## Records supplied
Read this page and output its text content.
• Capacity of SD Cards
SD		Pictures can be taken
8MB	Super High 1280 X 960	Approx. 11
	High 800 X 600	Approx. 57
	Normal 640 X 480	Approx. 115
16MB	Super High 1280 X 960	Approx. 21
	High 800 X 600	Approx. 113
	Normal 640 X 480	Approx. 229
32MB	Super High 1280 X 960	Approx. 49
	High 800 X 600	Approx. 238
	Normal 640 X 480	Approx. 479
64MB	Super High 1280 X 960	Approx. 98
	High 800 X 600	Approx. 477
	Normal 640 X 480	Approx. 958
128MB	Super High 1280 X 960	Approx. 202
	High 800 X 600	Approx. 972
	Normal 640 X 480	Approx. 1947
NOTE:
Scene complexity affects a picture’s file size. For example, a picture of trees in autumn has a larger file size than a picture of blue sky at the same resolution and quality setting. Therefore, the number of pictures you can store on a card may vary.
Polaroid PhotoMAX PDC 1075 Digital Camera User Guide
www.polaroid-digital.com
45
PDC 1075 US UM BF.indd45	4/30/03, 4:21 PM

## Exercise directions
Output all of the data again, exactly.

## Correct output
Read this page and output its text content.
• Capacity of SD Cards
SD		Pictures can be taken
8MB	Super High 1280 X 960	Approx. 11
	High 800 X 600	Approx. 57
	Normal 640 X 480	Approx. 115
16MB	Super High 1280 X 960	Approx. 21
	High 800 X 600	Approx. 113
	Normal 640 X 480	Approx. 229
32MB	Super High 1280 X 960	Approx. 49
	High 800 X 600	Approx. 238
	Normal 640 X 480	Approx. 479
64MB	Super High 1280 X 960	Approx. 98
	High 800 X 600	Approx. 477
	Normal 640 X 480	Approx. 958
128MB	Super High 1280 X 960	Approx. 202
	High 800 X 600	Approx. 972
	Normal 640 X 480	Approx. 1947
NOTE:
Scene complexity affects a picture’s file size. For example, a picture of trees in autumn has a larger file size than a picture of blue sky at the same resolution and quality setting. Therefore, the number of pictures you can store on a card may vary.
Polaroid PhotoMAX PDC 1075 Digital Camera User Guide
www.polaroid-digital.com
45
PDC 1075 US UM BF.indd45	4/30/03, 4:21 PM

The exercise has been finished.